----- Input material -----

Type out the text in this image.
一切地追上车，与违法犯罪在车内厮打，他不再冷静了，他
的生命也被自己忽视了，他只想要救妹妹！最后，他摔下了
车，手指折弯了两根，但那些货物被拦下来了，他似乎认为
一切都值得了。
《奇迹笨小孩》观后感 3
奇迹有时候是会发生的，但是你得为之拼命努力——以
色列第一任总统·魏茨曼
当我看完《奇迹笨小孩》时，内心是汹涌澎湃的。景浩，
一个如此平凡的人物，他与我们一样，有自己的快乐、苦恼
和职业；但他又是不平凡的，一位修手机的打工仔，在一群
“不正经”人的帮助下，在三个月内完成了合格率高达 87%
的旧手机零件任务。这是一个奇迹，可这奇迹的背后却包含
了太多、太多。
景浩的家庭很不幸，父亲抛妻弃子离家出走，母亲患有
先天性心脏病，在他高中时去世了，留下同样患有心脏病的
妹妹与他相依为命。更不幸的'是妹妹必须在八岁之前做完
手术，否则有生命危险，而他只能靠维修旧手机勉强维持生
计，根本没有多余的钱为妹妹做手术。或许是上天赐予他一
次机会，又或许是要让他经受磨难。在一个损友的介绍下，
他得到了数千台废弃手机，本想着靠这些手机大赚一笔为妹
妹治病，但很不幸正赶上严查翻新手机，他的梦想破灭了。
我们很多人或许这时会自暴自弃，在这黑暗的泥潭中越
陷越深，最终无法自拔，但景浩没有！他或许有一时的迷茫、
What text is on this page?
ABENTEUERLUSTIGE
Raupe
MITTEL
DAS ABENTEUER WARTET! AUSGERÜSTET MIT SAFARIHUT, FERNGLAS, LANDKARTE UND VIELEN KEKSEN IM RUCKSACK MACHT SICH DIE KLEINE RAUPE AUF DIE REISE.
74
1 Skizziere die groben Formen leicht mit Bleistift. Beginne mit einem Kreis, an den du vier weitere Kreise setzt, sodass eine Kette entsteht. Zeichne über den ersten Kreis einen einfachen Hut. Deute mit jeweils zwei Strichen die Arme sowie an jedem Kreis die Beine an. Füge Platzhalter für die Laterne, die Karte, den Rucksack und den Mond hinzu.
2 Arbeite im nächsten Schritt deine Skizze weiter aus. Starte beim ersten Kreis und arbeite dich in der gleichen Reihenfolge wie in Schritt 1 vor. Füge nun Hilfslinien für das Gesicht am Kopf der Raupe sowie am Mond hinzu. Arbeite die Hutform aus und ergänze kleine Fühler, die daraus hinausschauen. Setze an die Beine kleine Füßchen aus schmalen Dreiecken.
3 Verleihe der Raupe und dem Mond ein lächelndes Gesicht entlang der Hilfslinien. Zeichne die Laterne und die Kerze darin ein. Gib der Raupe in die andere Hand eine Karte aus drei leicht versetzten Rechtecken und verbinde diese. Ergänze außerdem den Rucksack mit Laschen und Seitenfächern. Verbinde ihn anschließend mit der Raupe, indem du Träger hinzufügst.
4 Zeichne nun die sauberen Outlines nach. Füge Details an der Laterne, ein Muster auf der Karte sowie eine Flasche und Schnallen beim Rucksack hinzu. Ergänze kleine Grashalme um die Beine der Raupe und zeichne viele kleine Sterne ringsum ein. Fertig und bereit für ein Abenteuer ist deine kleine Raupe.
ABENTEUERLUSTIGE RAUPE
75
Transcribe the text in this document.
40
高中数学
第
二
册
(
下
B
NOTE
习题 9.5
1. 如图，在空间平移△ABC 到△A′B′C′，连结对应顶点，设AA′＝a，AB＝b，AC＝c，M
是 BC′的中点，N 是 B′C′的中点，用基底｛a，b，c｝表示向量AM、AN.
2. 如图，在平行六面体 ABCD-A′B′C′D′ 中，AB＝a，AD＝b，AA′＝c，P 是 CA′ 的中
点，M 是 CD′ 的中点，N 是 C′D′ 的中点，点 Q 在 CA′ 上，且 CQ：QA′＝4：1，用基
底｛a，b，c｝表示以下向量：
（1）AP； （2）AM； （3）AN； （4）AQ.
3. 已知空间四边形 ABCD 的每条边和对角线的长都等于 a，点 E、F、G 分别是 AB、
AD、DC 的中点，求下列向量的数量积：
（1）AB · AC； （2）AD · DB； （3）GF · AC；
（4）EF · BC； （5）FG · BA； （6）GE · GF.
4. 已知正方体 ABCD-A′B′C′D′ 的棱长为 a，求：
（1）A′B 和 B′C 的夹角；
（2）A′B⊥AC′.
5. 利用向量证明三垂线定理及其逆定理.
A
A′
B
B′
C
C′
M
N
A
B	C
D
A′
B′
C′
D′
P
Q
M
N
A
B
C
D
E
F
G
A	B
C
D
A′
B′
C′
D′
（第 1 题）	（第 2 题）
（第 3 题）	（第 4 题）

-----

— What you are asked to do —
Quote the data in full, keeping each word unchanged.

— Exercise result —
Type out the text in this image.
一切地追上车，与违法犯罪在车内厮打，他不再冷静了，他
的生命也被自己忽视了，他只想要救妹妹！最后，他摔下了
车，手指折弯了两根，但那些货物被拦下来了，他似乎认为
一切都值得了。
《奇迹笨小孩》观后感 3
奇迹有时候是会发生的，但是你得为之拼命努力——以
色列第一任总统·魏茨曼
当我看完《奇迹笨小孩》时，内心是汹涌澎湃的。景浩，
一个如此平凡的人物，他与我们一样，有自己的快乐、苦恼
和职业；但他又是不平凡的，一位修手机的打工仔，在一群
“不正经”人的帮助下，在三个月内完成了合格率高达 87%
的旧手机零件任务。这是一个奇迹，可这奇迹的背后却包含
了太多、太多。
景浩的家庭很不幸，父亲抛妻弃子离家出走，母亲患有
先天性心脏病，在他高中时去世了，留下同样患有心脏病的
妹妹与他相依为命。更不幸的'是妹妹必须在八岁之前做完
手术，否则有生命危险，而他只能靠维修旧手机勉强维持生
计，根本没有多余的钱为妹妹做手术。或许是上天赐予他一
次机会，又或许是要让他经受磨难。在一个损友的介绍下，
他得到了数千台废弃手机，本想着靠这些手机大赚一笔为妹
妹治病，但很不幸正赶上严查翻新手机，他的梦想破灭了。
我们很多人或许这时会自暴自弃，在这黑暗的泥潭中越
陷越深，最终无法自拔，但景浩没有！他或许有一时的迷茫、
What text is on this page?
ABENTEUERLUSTIGE
Raupe
MITTEL
DAS ABENTEUER WARTET! AUSGERÜSTET MIT SAFARIHUT, FERNGLAS, LANDKARTE UND VIELEN KEKSEN IM RUCKSACK MACHT SICH DIE KLEINE RAUPE AUF DIE REISE.
74
1 Skizziere die groben Formen leicht mit Bleistift. Beginne mit einem Kreis, an den du vier weitere Kreise setzt, sodass eine Kette entsteht. Zeichne über den ersten Kreis einen einfachen Hut. Deute mit jeweils zwei Strichen die Arme sowie an jedem Kreis die Beine an. Füge Platzhalter für die Laterne, die Karte, den Rucksack und den Mond hinzu.
2 Arbeite im nächsten Schritt deine Skizze weiter aus. Starte beim ersten Kreis und arbeite dich in der gleichen Reihenfolge wie in Schritt 1 vor. Füge nun Hilfslinien für das Gesicht am Kopf der Raupe sowie am Mond hinzu. Arbeite die Hutform aus und ergänze kleine Fühler, die daraus hinausschauen. Setze an die Beine kleine Füßchen aus schmalen Dreiecken.
3 Verleihe der Raupe und dem Mond ein lächelndes Gesicht entlang der Hilfslinien. Zeichne die Laterne und die Kerze darin ein. Gib der Raupe in die andere Hand eine Karte aus drei leicht versetzten Rechtecken und verbinde diese. Ergänze außerdem den Rucksack mit Laschen und Seitenfächern. Verbinde ihn anschließend mit der Raupe, indem du Träger hinzufügst.
4 Zeichne nun die sauberen Outlines nach. Füge Details an der Laterne, ein Muster auf der Karte sowie eine Flasche und Schnallen beim Rucksack hinzu. Ergänze kleine Grashalme um die Beine der Raupe und zeichne viele kleine Sterne ringsum ein. Fertig und bereit für ein Abenteuer ist deine kleine Raupe.
ABENTEUERLUSTIGE RAUPE
75
Transcribe the text in this document.
40
高中数学
第
二
册
(
下
B
NOTE
习题 9.5
1. 如图，在空间平移△ABC 到△A′B′C′，连结对应顶点，设AA′＝a，AB＝b，AC＝c，M
是 BC′的中点，N 是 B′C′的中点，用基底｛a，b，c｝表示向量AM、AN.
2. 如图，在平行六面体 ABCD-A′B′C′D′ 中，AB＝a，AD＝b，AA′＝c，P 是 CA′ 的中
点，M 是 CD′ 的中点，N 是 C′D′ 的中点，点 Q 在 CA′ 上，且 CQ：QA′＝4：1，用基
底｛a，b，c｝表示以下向量：
（1）AP； （2）AM； （3）AN； （4）AQ.
3. 已知空间四边形 ABCD 的每条边和对角线的长都等于 a，点 E、F、G 分别是 AB、
AD、DC 的中点，求下列向量的数量积：
（1）AB · AC； （2）AD · DB； （3）GF · AC；
（4）EF · BC； （5）FG · BA； （6）GE · GF.
4. 已知正方体 ABCD-A′B′C′D′ 的棱长为 a，求：
（1）A′B 和 B′C 的夹角；
（2）A′B⊥AC′.
5. 利用向量证明三垂线定理及其逆定理.
A
A′
B
B′
C
C′
M
N
A
B	C
D
A′
B′
C′
D′
P
Q
M
N
A
B
C
D
E
F
G
A	B
C
D
A′
B′
C′
D′
（第 1 题）	（第 2 题）
（第 3 题）	（第 4 题）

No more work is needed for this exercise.